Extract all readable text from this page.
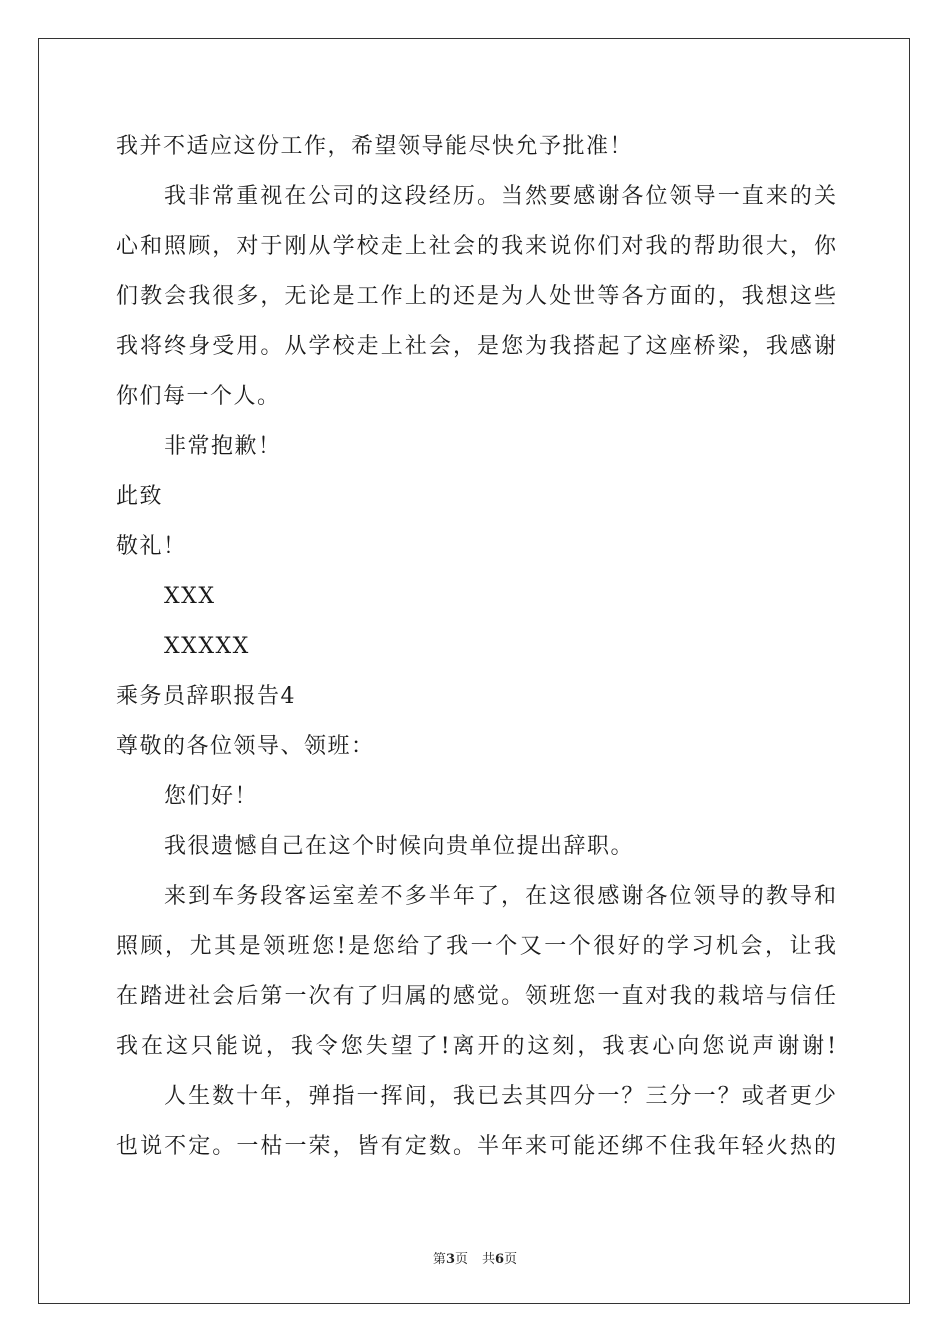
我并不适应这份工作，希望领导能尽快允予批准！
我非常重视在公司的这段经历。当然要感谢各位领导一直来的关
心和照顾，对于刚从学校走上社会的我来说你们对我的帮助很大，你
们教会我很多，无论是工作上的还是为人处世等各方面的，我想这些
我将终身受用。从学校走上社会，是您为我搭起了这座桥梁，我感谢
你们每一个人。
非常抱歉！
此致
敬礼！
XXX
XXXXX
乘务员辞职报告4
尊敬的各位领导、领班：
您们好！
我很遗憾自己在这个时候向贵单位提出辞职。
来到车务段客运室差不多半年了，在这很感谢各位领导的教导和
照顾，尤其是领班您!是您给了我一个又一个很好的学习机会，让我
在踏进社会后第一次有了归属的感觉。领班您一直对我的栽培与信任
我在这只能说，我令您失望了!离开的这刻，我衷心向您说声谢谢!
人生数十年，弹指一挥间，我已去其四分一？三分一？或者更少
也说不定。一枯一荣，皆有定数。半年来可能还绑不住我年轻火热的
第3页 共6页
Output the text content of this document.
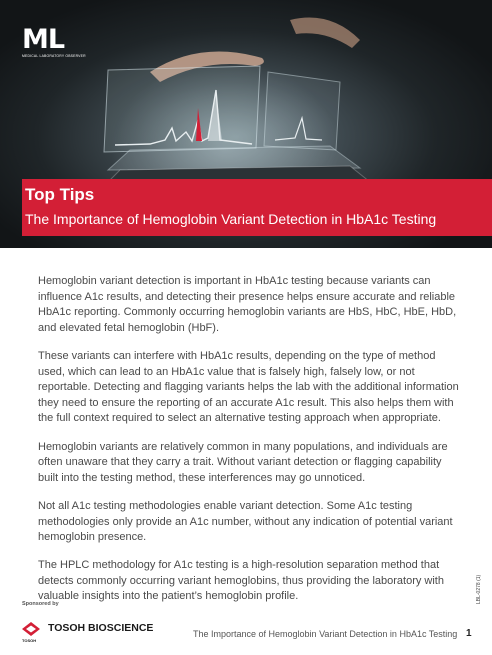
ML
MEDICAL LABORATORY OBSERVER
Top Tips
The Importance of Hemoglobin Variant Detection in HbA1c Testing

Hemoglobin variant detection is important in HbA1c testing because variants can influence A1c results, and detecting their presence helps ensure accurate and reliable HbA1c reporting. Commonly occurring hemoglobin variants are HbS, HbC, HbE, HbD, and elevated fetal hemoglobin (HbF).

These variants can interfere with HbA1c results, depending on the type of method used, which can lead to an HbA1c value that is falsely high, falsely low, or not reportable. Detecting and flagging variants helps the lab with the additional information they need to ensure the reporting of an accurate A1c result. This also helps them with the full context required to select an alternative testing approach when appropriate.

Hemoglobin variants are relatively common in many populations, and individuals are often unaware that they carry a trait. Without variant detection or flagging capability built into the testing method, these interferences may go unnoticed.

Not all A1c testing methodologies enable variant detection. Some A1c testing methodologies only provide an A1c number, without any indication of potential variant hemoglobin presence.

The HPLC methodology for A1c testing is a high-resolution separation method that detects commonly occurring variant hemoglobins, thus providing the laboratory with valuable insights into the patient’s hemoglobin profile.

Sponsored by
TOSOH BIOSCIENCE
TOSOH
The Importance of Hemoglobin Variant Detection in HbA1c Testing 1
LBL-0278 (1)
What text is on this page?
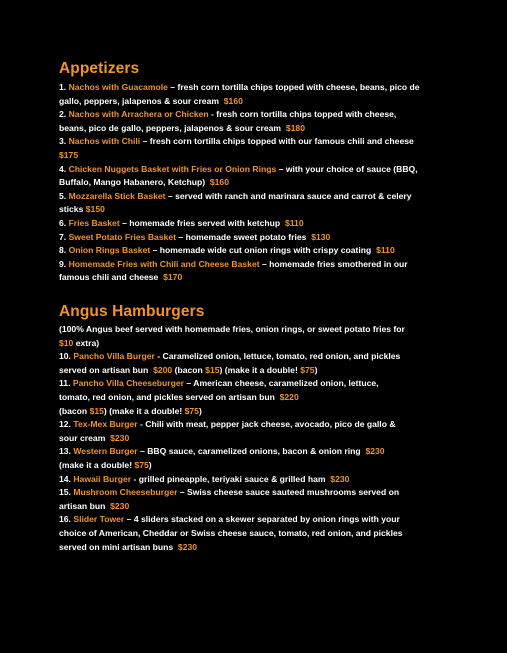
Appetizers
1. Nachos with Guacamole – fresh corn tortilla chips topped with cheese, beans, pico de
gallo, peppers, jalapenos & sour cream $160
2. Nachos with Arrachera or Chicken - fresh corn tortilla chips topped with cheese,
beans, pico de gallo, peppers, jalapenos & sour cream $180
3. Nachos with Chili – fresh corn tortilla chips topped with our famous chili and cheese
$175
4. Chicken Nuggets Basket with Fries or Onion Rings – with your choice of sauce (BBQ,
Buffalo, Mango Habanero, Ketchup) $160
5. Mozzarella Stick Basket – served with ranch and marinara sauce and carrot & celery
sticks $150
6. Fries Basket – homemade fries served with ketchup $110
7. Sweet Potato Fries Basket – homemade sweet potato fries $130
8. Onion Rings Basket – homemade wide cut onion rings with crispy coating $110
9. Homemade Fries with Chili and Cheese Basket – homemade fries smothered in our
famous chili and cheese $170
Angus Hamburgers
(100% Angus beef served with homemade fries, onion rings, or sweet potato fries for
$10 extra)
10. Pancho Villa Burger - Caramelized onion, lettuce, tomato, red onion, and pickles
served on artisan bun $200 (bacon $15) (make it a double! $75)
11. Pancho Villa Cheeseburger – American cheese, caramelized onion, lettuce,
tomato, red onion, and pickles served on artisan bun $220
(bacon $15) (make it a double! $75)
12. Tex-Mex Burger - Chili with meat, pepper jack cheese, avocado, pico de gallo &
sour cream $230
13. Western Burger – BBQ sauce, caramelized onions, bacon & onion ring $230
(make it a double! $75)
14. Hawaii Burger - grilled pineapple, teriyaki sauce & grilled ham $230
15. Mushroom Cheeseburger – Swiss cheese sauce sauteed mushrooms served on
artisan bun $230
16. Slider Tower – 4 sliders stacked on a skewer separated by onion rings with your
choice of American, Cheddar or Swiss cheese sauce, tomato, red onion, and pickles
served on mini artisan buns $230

===============

* [EXERCISE PROMPT]: Using the data above, write out every line exactly, leaving the images behind.

* [COMPLETE RESPONSE]:
Extract all readable text from this page.
我并不适应这份工作，希望领导能尽快允予批准！
我非常重视在公司的这段经历。当然要感谢各位领导一直来的关
心和照顾，对于刚从学校走上社会的我来说你们对我的帮助很大，你
们教会我很多，无论是工作上的还是为人处世等各方面的，我想这些
我将终身受用。从学校走上社会，是您为我搭起了这座桥梁，我感谢
你们每一个人。
非常抱歉！
此致
敬礼！
XXX
XXXXX
乘务员辞职报告4
尊敬的各位领导、领班：
您们好！
我很遗憾自己在这个时候向贵单位提出辞职。
来到车务段客运室差不多半年了，在这很感谢各位领导的教导和
照顾，尤其是领班您!是您给了我一个又一个很好的学习机会，让我
在踏进社会后第一次有了归属的感觉。领班您一直对我的栽培与信任
我在这只能说，我令您失望了!离开的这刻，我衷心向您说声谢谢!
人生数十年，弹指一挥间，我已去其四分一？三分一？或者更少
也说不定。一枯一荣，皆有定数。半年来可能还绑不住我年轻火热的
第3页 共6页
Output the text content of this document.
ML
MEDICAL LABORATORY OBSERVER
Top Tips
The Importance of Hemoglobin Variant Detection in HbA1c Testing

Hemoglobin variant detection is important in HbA1c testing because variants can influence A1c results, and detecting their presence helps ensure accurate and reliable HbA1c reporting. Commonly occurring hemoglobin variants are HbS, HbC, HbE, HbD, and elevated fetal hemoglobin (HbF).

These variants can interfere with HbA1c results, depending on the type of method used, which can lead to an HbA1c value that is falsely high, falsely low, or not reportable. Detecting and flagging variants helps the lab with the additional information they need to ensure the reporting of an accurate A1c result. This also helps them with the full context required to select an alternative testing approach when appropriate.

Hemoglobin variants are relatively common in many populations, and individuals are often unaware that they carry a trait. Without variant detection or flagging capability built into the testing method, these interferences may go unnoticed.

Not all A1c testing methodologies enable variant detection. Some A1c testing methodologies only provide an A1c number, without any indication of potential variant hemoglobin presence.

The HPLC methodology for A1c testing is a high-resolution separation method that detects commonly occurring variant hemoglobins, thus providing the laboratory with valuable insights into the patient’s hemoglobin profile.

Sponsored by
TOSOH BIOSCIENCE
TOSOH
The Importance of Hemoglobin Variant Detection in HbA1c Testing 1
LBL-0278 (1)
What text is on this page?
Appetizers
1. Nachos with Guacamole – fresh corn tortilla chips topped with cheese, beans, pico de
gallo, peppers, jalapenos & sour cream $160
2. Nachos with Arrachera or Chicken - fresh corn tortilla chips topped with cheese,
beans, pico de gallo, peppers, jalapenos & sour cream $180
3. Nachos with Chili – fresh corn tortilla chips topped with our famous chili and cheese
$175
4. Chicken Nuggets Basket with Fries or Onion Rings – with your choice of sauce (BBQ,
Buffalo, Mango Habanero, Ketchup) $160
5. Mozzarella Stick Basket – served with ranch and marinara sauce and carrot & celery
sticks $150
6. Fries Basket – homemade fries served with ketchup $110
7. Sweet Potato Fries Basket – homemade sweet potato fries $130
8. Onion Rings Basket – homemade wide cut onion rings with crispy coating $110
9. Homemade Fries with Chili and Cheese Basket – homemade fries smothered in our
famous chili and cheese $170
Angus Hamburgers
(100% Angus beef served with homemade fries, onion rings, or sweet potato fries for
$10 extra)
10. Pancho Villa Burger - Caramelized onion, lettuce, tomato, red onion, and pickles
served on artisan bun $200 (bacon $15) (make it a double! $75)
11. Pancho Villa Cheeseburger – American cheese, caramelized onion, lettuce,
tomato, red onion, and pickles served on artisan bun $220
(bacon $15) (make it a double! $75)
12. Tex-Mex Burger - Chili with meat, pepper jack cheese, avocado, pico de gallo &
sour cream $230
13. Western Burger – BBQ sauce, caramelized onions, bacon & onion ring $230
(make it a double! $75)
14. Hawaii Burger - grilled pineapple, teriyaki sauce & grilled ham $230
15. Mushroom Cheeseburger – Swiss cheese sauce sauteed mushrooms served on
artisan bun $230
16. Slider Tower – 4 sliders stacked on a skewer separated by onion rings with your
choice of American, Cheddar or Swiss cheese sauce, tomato, red onion, and pickles
served on mini artisan buns $230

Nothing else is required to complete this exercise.